- [Problem details] Recast every line of the items below as a Markdown table with two columns: Row, which holds a running number, and Text, which holds the line itself. Skip blank lines and leave the pictures out.

- [Extracted information]
[START]

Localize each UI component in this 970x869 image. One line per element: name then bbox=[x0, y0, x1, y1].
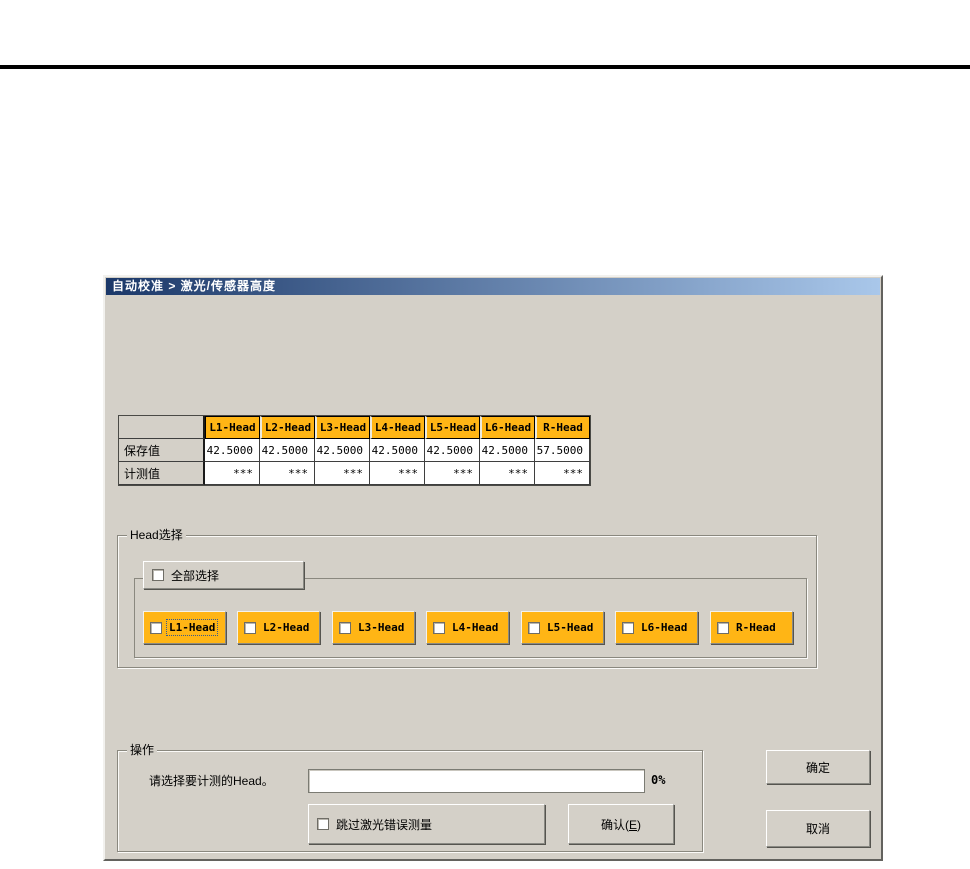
confirm-button[interactable]: 确认(E) bbox=[568, 804, 674, 844]
head-button-label: L5-Head bbox=[547, 621, 594, 634]
select-all-checkbox[interactable] bbox=[152, 569, 164, 581]
head-button-label: L3-Head bbox=[358, 621, 405, 634]
row-label: 计测值 bbox=[119, 462, 205, 485]
table-col-header: L6-Head bbox=[480, 416, 535, 439]
head-button-l1[interactable]: L1-Head bbox=[143, 611, 226, 644]
head-button-label: L1-Head bbox=[165, 619, 219, 636]
cancel-button[interactable]: 取消 bbox=[766, 810, 870, 847]
head-button-l4[interactable]: L4-Head bbox=[426, 611, 509, 644]
page-divider-rule bbox=[0, 65, 970, 69]
calibration-dialog: 自动校准 > 激光/传感器高度 L1-Head L2-Head L3-Head … bbox=[103, 275, 883, 861]
head-button-l2[interactable]: L2-Head bbox=[237, 611, 320, 644]
head-checkbox-l2[interactable] bbox=[244, 621, 256, 634]
table-col-header: L3-Head bbox=[315, 416, 370, 439]
measured-value-cell: *** bbox=[315, 462, 370, 485]
table-row-saved: 保存值 42.5000 42.5000 42.5000 42.5000 42.5… bbox=[119, 439, 590, 462]
head-checkbox-l4[interactable] bbox=[433, 621, 445, 634]
confirm-button-label: 确认(E) bbox=[600, 817, 641, 832]
saved-value-cell: 42.5000 bbox=[370, 439, 425, 462]
measured-value-cell: *** bbox=[205, 462, 260, 485]
select-all-button[interactable]: 全部选择 bbox=[143, 561, 304, 589]
head-select-group: Head选择 全部选择 L1-Head L2-Head L3-Head L4-H… bbox=[117, 528, 817, 668]
head-button-label: R-Head bbox=[736, 621, 776, 634]
select-head-prompt: 请选择要计测的Head。 bbox=[149, 774, 274, 788]
table-col-header: L5-Head bbox=[425, 416, 480, 439]
progress-percent-label: 0% bbox=[651, 773, 666, 787]
saved-value-cell: 42.5000 bbox=[205, 439, 260, 462]
select-all-label: 全部选择 bbox=[171, 568, 220, 583]
cancel-button-label: 取消 bbox=[805, 822, 830, 836]
table-col-header: L4-Head bbox=[370, 416, 425, 439]
head-button-label: L6-Head bbox=[641, 621, 688, 634]
skip-laser-error-checkbox[interactable] bbox=[317, 818, 329, 830]
head-button-l5[interactable]: L5-Head bbox=[521, 611, 604, 644]
ok-button-label: 确定 bbox=[805, 760, 830, 775]
operation-group: 操作 请选择要计测的Head。 0% 跳过激光错误测量 确认(E) bbox=[117, 743, 703, 852]
head-button-r[interactable]: R-Head bbox=[710, 611, 793, 644]
skip-laser-error-button[interactable]: 跳过激光错误测量 bbox=[308, 804, 545, 844]
head-values-table: L1-Head L2-Head L3-Head L4-Head L5-Head … bbox=[118, 415, 591, 486]
head-checkbox-l3[interactable] bbox=[339, 621, 351, 634]
table-col-header: L1-Head bbox=[205, 416, 260, 439]
skip-laser-error-label: 跳过激光错误测量 bbox=[336, 817, 433, 832]
dialog-title: 自动校准 > 激光/传感器高度 bbox=[106, 278, 880, 295]
head-checkbox-l6[interactable] bbox=[622, 621, 634, 634]
measured-value-cell: *** bbox=[480, 462, 535, 485]
head-select-group-label: Head选择 bbox=[127, 528, 186, 542]
operation-group-label: 操作 bbox=[127, 743, 158, 757]
measured-value-cell: *** bbox=[535, 462, 590, 485]
saved-value-cell: 42.5000 bbox=[260, 439, 315, 462]
table-header-row: L1-Head L2-Head L3-Head L4-Head L5-Head … bbox=[119, 416, 590, 439]
measured-value-cell: *** bbox=[370, 462, 425, 485]
saved-value-cell: 42.5000 bbox=[315, 439, 370, 462]
row-label: 保存值 bbox=[119, 439, 205, 462]
table-col-header: R-Head bbox=[535, 416, 590, 439]
measured-value-cell: *** bbox=[425, 462, 480, 485]
head-button-l6[interactable]: L6-Head bbox=[615, 611, 698, 644]
head-button-label: L4-Head bbox=[452, 621, 499, 634]
head-checkbox-r[interactable] bbox=[717, 621, 729, 634]
measured-value-cell: *** bbox=[260, 462, 315, 485]
head-button-label: L2-Head bbox=[263, 621, 310, 634]
measure-progress-bar bbox=[308, 769, 645, 793]
table-corner-cell bbox=[119, 416, 205, 439]
saved-value-cell: 42.5000 bbox=[425, 439, 480, 462]
table-row-measured: 计测值 *** *** *** *** *** *** *** bbox=[119, 462, 590, 485]
head-button-l3[interactable]: L3-Head bbox=[332, 611, 415, 644]
head-checkbox-l1[interactable] bbox=[150, 621, 162, 634]
head-checkbox-l5[interactable] bbox=[528, 621, 540, 634]
ok-button[interactable]: 确定 bbox=[766, 750, 870, 784]
saved-value-cell: 57.5000 bbox=[535, 439, 590, 462]
table-col-header: L2-Head bbox=[260, 416, 315, 439]
saved-value-cell: 42.5000 bbox=[480, 439, 535, 462]
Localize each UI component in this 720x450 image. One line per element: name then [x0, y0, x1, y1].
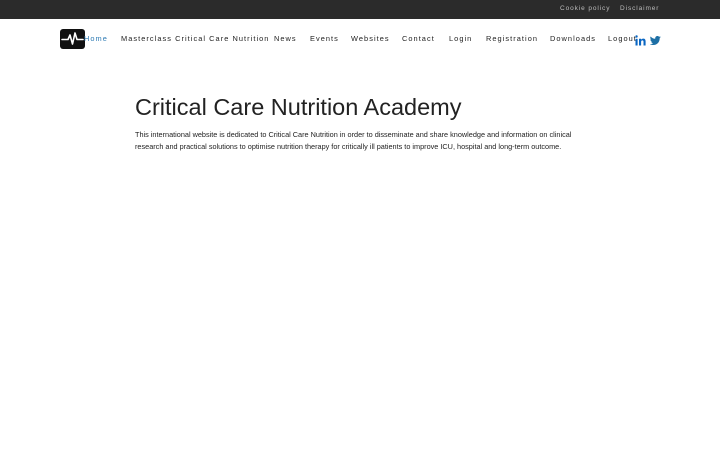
cookie-policy-link[interactable]: Cookie policy: [560, 0, 610, 19]
nav-websites[interactable]: Websites: [351, 19, 390, 59]
linkedin-icon[interactable]: [635, 33, 646, 46]
nav-events[interactable]: Events: [310, 19, 339, 59]
nav-contact[interactable]: Contact: [402, 19, 435, 59]
nav-news[interactable]: News: [274, 19, 297, 59]
page-title: Critical Care Nutrition Academy: [135, 94, 462, 120]
nav-home[interactable]: Home: [84, 19, 108, 59]
main-navigation: Home Masterclass Critical Care Nutrition…: [0, 19, 720, 59]
nav-masterclass[interactable]: Masterclass Critical Care Nutrition: [121, 19, 269, 59]
nav-logout[interactable]: Logout: [608, 19, 637, 59]
nav-downloads[interactable]: Downloads: [550, 19, 596, 59]
site-logo[interactable]: [60, 29, 85, 49]
twitter-icon[interactable]: [649, 33, 661, 45]
nav-registration[interactable]: Registration: [486, 19, 538, 59]
intro-paragraph: This international website is dedicated …: [135, 130, 572, 151]
top-utility-bar: Cookie policy Disclaimer: [0, 0, 720, 19]
nav-login[interactable]: Login: [449, 19, 472, 59]
heartbeat-icon: [61, 32, 84, 45]
disclaimer-link[interactable]: Disclaimer: [620, 0, 659, 19]
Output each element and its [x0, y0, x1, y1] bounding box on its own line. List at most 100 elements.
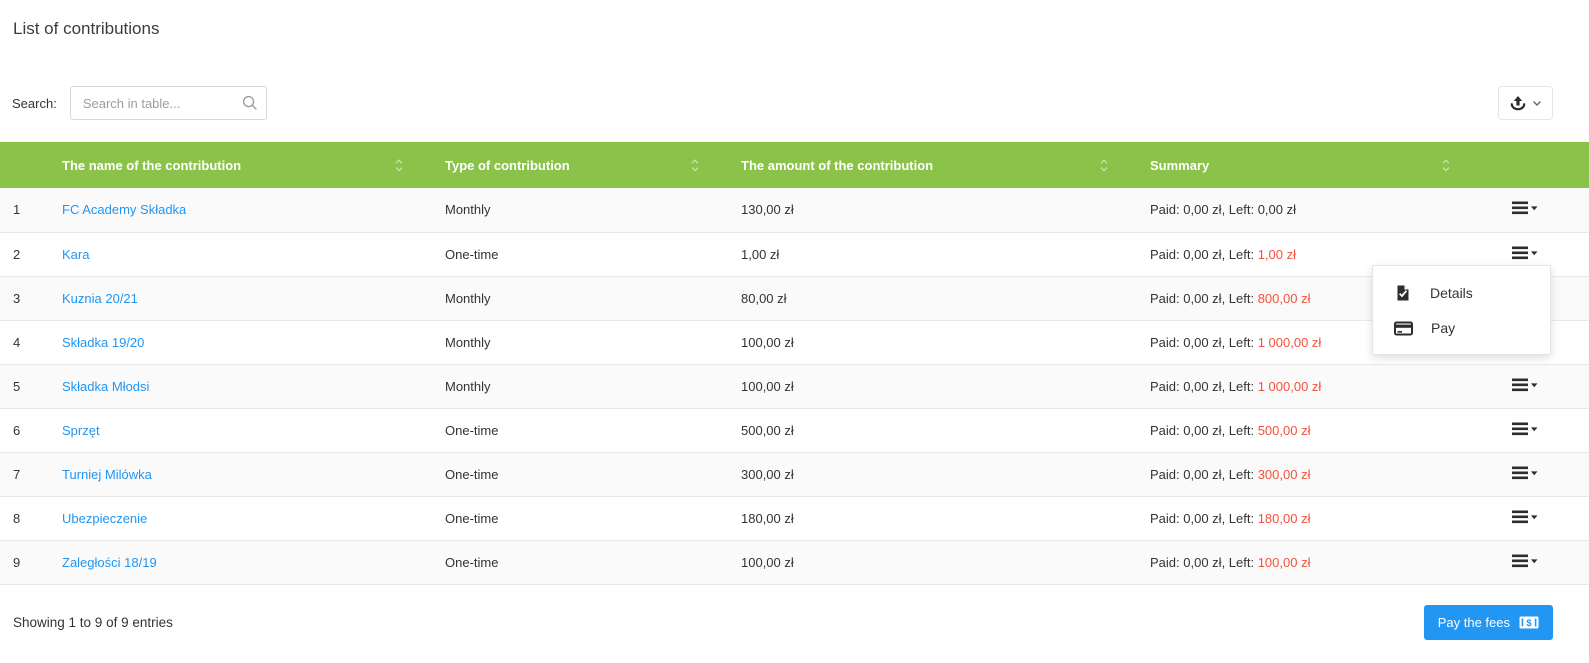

[END]

- [Complete answer]
| Row | Text |
|---|---|
| 1 | Localize each UI component in this 970x869 image. One line per element: name then bbox=[x0, y0, x1, y1]. |
| 2 | confirm-button[interactable]: 确认(E) bbox=[568, 804, 674, 844] |
| 3 | head-button-label: L5-Head bbox=[547, 621, 594, 634] |
| 4 | select-all-checkbox[interactable] bbox=[152, 569, 164, 581] |
| 5 | head-button-label: L3-Head bbox=[358, 621, 405, 634] |
| 6 | row-label: 计测值 bbox=[119, 462, 205, 485] |
| 7 | table-col-header: L6-Head bbox=[480, 416, 535, 439] |
| 8 | head-button-l1[interactable]: L1-Head bbox=[143, 611, 226, 644] |
| 9 | head-button-label: L1-Head bbox=[165, 619, 219, 636] |
| 10 | cancel-button[interactable]: 取消 bbox=[766, 810, 870, 847] |
| 11 | head-button-l4[interactable]: L4-Head bbox=[426, 611, 509, 644] |
| 12 | page-divider-rule bbox=[0, 65, 970, 69] |
| 13 | calibration-dialog: 自动校准 > 激光/传感器高度 L1-Head L2-Head L3-Head … bbox=[103, 275, 883, 861] |
| 14 | head-button-l2[interactable]: L2-Head bbox=[237, 611, 320, 644] |
| 15 | head-checkbox-l2[interactable] bbox=[244, 621, 256, 634] |
| 16 | table-col-header: L3-Head bbox=[315, 416, 370, 439] |
| 17 | measured-value-cell: *** bbox=[315, 462, 370, 485] |
| 18 | table-row-saved: 保存值 42.5000 42.5000 42.5000 42.5000 42.5… bbox=[119, 439, 590, 462] |
| 19 | head-checkbox-l4[interactable] bbox=[433, 621, 445, 634] |
| 20 | confirm-button-label: 确认(E) bbox=[600, 817, 641, 832] |
| 21 | saved-value-cell: 42.5000 bbox=[370, 439, 425, 462] |
| 22 | measured-value-cell: *** bbox=[205, 462, 260, 485] |
| 23 | select-all-button[interactable]: 全部选择 bbox=[143, 561, 304, 589] |
| 24 | head-select-group: Head选择 全部选择 L1-Head L2-Head L3-Head L4-H… bbox=[117, 528, 817, 668] |
| 25 | head-button-label: R-Head bbox=[736, 621, 776, 634] |
| 26 | select-head-prompt: 请选择要计测的Head。 bbox=[149, 774, 274, 788] |
| 27 | table-col-header: L5-Head bbox=[425, 416, 480, 439] |
| 28 | progress-percent-label: 0% bbox=[651, 773, 666, 787] |
| 29 | saved-value-cell: 42.5000 bbox=[205, 439, 260, 462] |
| 30 | select-all-label: 全部选择 bbox=[171, 568, 220, 583] |
| 31 | cancel-button-label: 取消 bbox=[805, 822, 830, 836] |
| 32 | table-col-header: L4-Head bbox=[370, 416, 425, 439] |
| 33 | head-button-label: L6-Head bbox=[641, 621, 688, 634] |
| 34 | skip-laser-error-checkbox[interactable] bbox=[317, 818, 329, 830] |
| 35 | head-button-l5[interactable]: L5-Head bbox=[521, 611, 604, 644] |
| 36 | ok-button-label: 确定 bbox=[805, 760, 830, 775] |
| 37 | operation-group: 操作 请选择要计测的Head。 0% 跳过激光错误测量 确认(E) bbox=[117, 743, 703, 852] |
| 38 | head-button-r[interactable]: R-Head bbox=[710, 611, 793, 644] |
| 39 | skip-laser-error-button[interactable]: 跳过激光错误测量 bbox=[308, 804, 545, 844] |
| 40 | head-values-table: L1-Head L2-Head L3-Head L4-Head L5-Head … bbox=[118, 415, 591, 486] |
| 41 | head-checkbox-l3[interactable] bbox=[339, 621, 351, 634] |
| 42 | table-col-header: L1-Head bbox=[205, 416, 260, 439] |
| 43 | skip-laser-error-label: 跳过激光错误测量 bbox=[336, 817, 433, 832] |
| 44 | dialog-title: 自动校准 > 激光/传感器高度 bbox=[106, 278, 880, 295] |
| 45 | head-checkbox-l6[interactable] bbox=[622, 621, 634, 634] |
| 46 | measured-value-cell: *** bbox=[480, 462, 535, 485] |
| 47 | head-select-group-label: Head选择 bbox=[127, 528, 186, 542] |
| 48 | operation-group-label: 操作 bbox=[127, 743, 158, 757] |
| 49 | measured-value-cell: *** bbox=[535, 462, 590, 485] |
| 50 | saved-value-cell: 42.5000 bbox=[260, 439, 315, 462] |
| 51 | table-header-row: L1-Head L2-Head L3-Head L4-Head L5-Head … bbox=[119, 416, 590, 439] |
| 52 | measured-value-cell: *** bbox=[370, 462, 425, 485] |
| 53 | saved-value-cell: 42.5000 bbox=[315, 439, 370, 462] |
| 54 | row-label: 保存值 bbox=[119, 439, 205, 462] |
| 55 | table-col-header: R-Head bbox=[535, 416, 590, 439] |
| 56 | measured-value-cell: *** bbox=[425, 462, 480, 485] |
| 57 | head-button-l6[interactable]: L6-Head bbox=[615, 611, 698, 644] |
| 58 | head-button-label: L4-Head bbox=[452, 621, 499, 634] |
| 59 | head-checkbox-r[interactable] bbox=[717, 621, 729, 634] |
| 60 | measured-value-cell: *** bbox=[260, 462, 315, 485] |
| 61 | head-button-label: L2-Head bbox=[263, 621, 310, 634] |
| 62 | measure-progress-bar bbox=[308, 769, 645, 793] |
| 63 | table-corner-cell bbox=[119, 416, 205, 439] |
| 64 | saved-value-cell: 42.5000 bbox=[425, 439, 480, 462] |
| 65 | table-row-measured: 计测值 *** *** *** *** *** *** *** bbox=[119, 462, 590, 485] |
| 66 | head-button-l3[interactable]: L3-Head bbox=[332, 611, 415, 644] |
| 67 | head-checkbox-l1[interactable] bbox=[150, 621, 162, 634] |
| 68 | head-checkbox-l5[interactable] bbox=[528, 621, 540, 634] |
| 69 | ok-button[interactable]: 确定 bbox=[766, 750, 870, 784] |
| 70 | saved-value-cell: 57.5000 bbox=[535, 439, 590, 462] |
| 71 | table-col-header: L2-Head bbox=[260, 416, 315, 439] |
| 72 | saved-value-cell: 42.5000 bbox=[480, 439, 535, 462] |
| 73 | Localize each UI component in this 720x450 image. One line per element: name then [x0, y0, x1, y1]. |
| 74 | cookie-policy-link[interactable]: Cookie policy: [560, 0, 610, 19] |
| 75 | nav-websites[interactable]: Websites: [351, 19, 390, 59] |
| 76 | linkedin-icon[interactable]: [635, 33, 646, 46] |
| 77 | nav-events[interactable]: Events: [310, 19, 339, 59] |
| 78 | nav-contact[interactable]: Contact: [402, 19, 435, 59] |
| 79 | nav-news[interactable]: News: [274, 19, 297, 59] |
| 80 | page-title: Critical Care Nutrition Academy: [135, 94, 462, 120] |
| 81 | nav-home[interactable]: Home: [84, 19, 108, 59] |
| 82 | main-navigation: Home Masterclass Critical Care Nutrition…: [0, 19, 720, 59] |
| 83 | nav-masterclass[interactable]: Masterclass Critical Care Nutrition: [121, 19, 269, 59] |
| 84 | nav-logout[interactable]: Logout: [608, 19, 637, 59] |
| 85 | nav-downloads[interactable]: Downloads: [550, 19, 596, 59] |
| 86 | site-logo[interactable]: [60, 29, 85, 49] |
| 87 | twitter-icon[interactable]: [649, 33, 661, 45] |
| 88 | nav-registration[interactable]: Registration: [486, 19, 538, 59] |
| 89 | intro-paragraph: This international website is dedicated …: [135, 130, 572, 151] |
| 90 | top-utility-bar: Cookie policy Disclaimer: [0, 0, 720, 19] |
| 91 | nav-login[interactable]: Login: [449, 19, 472, 59] |
| 92 | heartbeat-icon: [61, 32, 84, 45] |
| 93 | disclaimer-link[interactable]: Disclaimer: [620, 0, 659, 19] |
| 94 | Output each element and its [x0, y0, x1, y1] bounding box on its own line. List at most 100 elements. |